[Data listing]
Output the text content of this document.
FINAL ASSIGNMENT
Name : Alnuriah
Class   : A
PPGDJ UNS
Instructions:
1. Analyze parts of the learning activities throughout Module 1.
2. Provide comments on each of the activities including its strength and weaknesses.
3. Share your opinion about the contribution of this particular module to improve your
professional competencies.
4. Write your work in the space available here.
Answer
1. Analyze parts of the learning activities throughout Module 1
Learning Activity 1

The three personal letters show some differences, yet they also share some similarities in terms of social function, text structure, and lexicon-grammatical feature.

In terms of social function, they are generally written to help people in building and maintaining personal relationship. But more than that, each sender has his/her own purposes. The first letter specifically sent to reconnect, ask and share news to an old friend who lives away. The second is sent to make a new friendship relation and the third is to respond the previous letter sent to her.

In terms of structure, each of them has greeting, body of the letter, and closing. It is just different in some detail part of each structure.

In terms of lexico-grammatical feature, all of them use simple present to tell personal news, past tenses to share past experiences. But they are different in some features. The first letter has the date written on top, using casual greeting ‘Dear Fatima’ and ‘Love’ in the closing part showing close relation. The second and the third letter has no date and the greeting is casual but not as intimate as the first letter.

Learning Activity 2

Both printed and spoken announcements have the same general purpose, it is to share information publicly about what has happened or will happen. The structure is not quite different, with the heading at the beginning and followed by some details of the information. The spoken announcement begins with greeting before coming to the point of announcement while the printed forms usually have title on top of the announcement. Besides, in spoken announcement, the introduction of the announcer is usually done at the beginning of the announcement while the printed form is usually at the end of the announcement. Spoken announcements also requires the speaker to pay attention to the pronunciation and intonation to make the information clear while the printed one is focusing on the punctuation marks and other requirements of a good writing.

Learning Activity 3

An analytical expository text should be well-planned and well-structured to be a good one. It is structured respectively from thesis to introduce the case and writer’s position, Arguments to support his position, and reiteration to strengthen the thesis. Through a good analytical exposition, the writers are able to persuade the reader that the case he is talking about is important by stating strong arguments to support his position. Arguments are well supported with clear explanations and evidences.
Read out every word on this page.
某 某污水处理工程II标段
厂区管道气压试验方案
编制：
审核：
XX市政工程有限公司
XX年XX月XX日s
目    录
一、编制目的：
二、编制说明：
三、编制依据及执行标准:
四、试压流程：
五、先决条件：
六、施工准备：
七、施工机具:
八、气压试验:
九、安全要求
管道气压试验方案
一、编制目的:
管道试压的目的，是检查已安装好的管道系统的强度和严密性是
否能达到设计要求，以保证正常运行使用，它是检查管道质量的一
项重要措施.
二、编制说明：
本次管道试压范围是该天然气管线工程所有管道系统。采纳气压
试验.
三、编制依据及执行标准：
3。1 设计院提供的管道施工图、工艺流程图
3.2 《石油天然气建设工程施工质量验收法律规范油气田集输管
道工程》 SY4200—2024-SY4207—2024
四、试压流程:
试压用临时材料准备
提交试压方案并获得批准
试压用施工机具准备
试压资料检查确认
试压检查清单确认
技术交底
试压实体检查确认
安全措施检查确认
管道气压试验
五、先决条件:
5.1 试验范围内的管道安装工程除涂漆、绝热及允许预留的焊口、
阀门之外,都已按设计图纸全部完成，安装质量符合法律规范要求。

Given task:
Extract every line from the one containing "Read out every word on this page." through the last line of the data, inclusive, exactly as written.

Exercise output:
Read out every word on this page.
某 某污水处理工程II标段
厂区管道气压试验方案
编制：
审核：
XX市政工程有限公司
XX年XX月XX日s
目    录
一、编制目的：
二、编制说明：
三、编制依据及执行标准:
四、试压流程：
五、先决条件：
六、施工准备：
七、施工机具:
八、气压试验:
九、安全要求
管道气压试验方案
一、编制目的:
管道试压的目的，是检查已安装好的管道系统的强度和严密性是
否能达到设计要求，以保证正常运行使用，它是检查管道质量的一
项重要措施.
二、编制说明：
本次管道试压范围是该天然气管线工程所有管道系统。采纳气压
试验.
三、编制依据及执行标准：
3。1 设计院提供的管道施工图、工艺流程图
3.2 《石油天然气建设工程施工质量验收法律规范油气田集输管
道工程》 SY4200—2024-SY4207—2024
四、试压流程:
试压用临时材料准备
提交试压方案并获得批准
试压用施工机具准备
试压资料检查确认
试压检查清单确认
技术交底
试压实体检查确认
安全措施检查确认
管道气压试验
五、先决条件:
5.1 试验范围内的管道安装工程除涂漆、绝热及允许预留的焊口、
阀门之外,都已按设计图纸全部完成，安装质量符合法律规范要求。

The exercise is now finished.